Exercise goal: Transcribe the listing that follows in full, omitting pictures.

-- Begin Listed entries --

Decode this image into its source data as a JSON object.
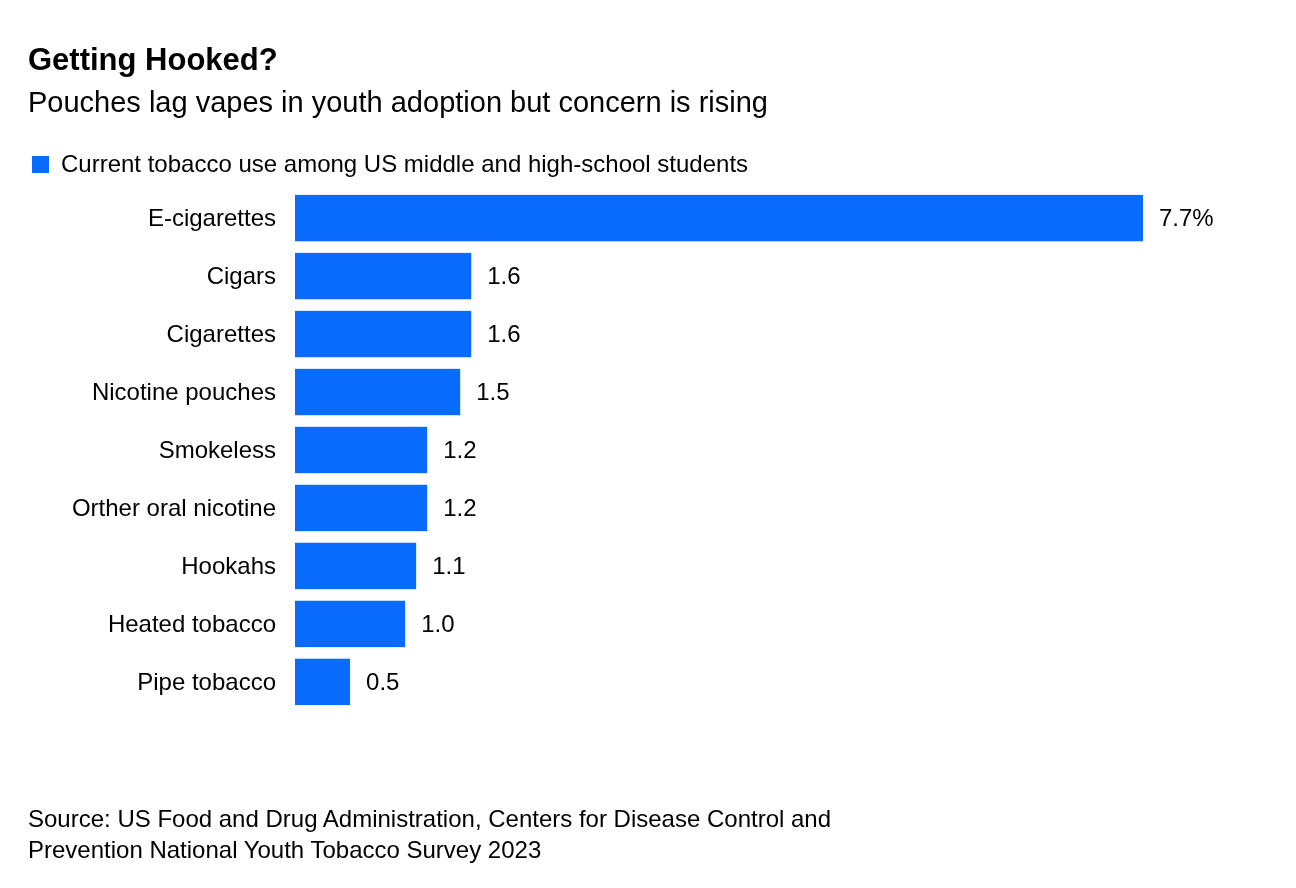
{
  "chart_data": {
    "type": "bar",
    "orientation": "horizontal",
    "title": "Getting Hooked?",
    "subtitle": "Pouches lag vapes in youth adoption but concern is rising",
    "categories": [
      "E-cigarettes",
      "Cigars",
      "Cigarettes",
      "Nicotine pouches",
      "Smokeless",
      "Orther oral nicotine",
      "Hookahs",
      "Heated tobacco",
      "Pipe tobacco"
    ],
    "series": [
      {
        "name": "Current tobacco use among US middle and high-school students",
        "color": "#0a6cff",
        "values": [
          7.7,
          1.6,
          1.6,
          1.5,
          1.2,
          1.2,
          1.1,
          1.0,
          0.5
        ],
        "value_labels": [
          "7.7%",
          "1.6",
          "1.6",
          "1.5",
          "1.2",
          "1.2",
          "1.1",
          "1.0",
          "0.5"
        ]
      }
    ],
    "legend": "top left",
    "annotations": [
      "Source: US Food and Drug Administration, Centers for Disease Control and Prevention National Youth Tobacco Survey 2023"
    ]
  }
}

-- End Listed entries --

In response:
Decode this image into its source data as a JSON object.
{
  "chart_data": {
    "type": "bar",
    "orientation": "horizontal",
    "title": "Getting Hooked?",
    "subtitle": "Pouches lag vapes in youth adoption but concern is rising",
    "categories": [
      "E-cigarettes",
      "Cigars",
      "Cigarettes",
      "Nicotine pouches",
      "Smokeless",
      "Orther oral nicotine",
      "Hookahs",
      "Heated tobacco",
      "Pipe tobacco"
    ],
    "series": [
      {
        "name": "Current tobacco use among US middle and high-school students",
        "color": "#0a6cff",
        "values": [
          7.7,
          1.6,
          1.6,
          1.5,
          1.2,
          1.2,
          1.1,
          1.0,
          0.5
        ],
        "value_labels": [
          "7.7%",
          "1.6",
          "1.6",
          "1.5",
          "1.2",
          "1.2",
          "1.1",
          "1.0",
          "0.5"
        ]
      }
    ],
    "legend": "top left",
    "annotations": [
      "Source: US Food and Drug Administration, Centers for Disease Control and Prevention National Youth Tobacco Survey 2023"
    ]
  }
}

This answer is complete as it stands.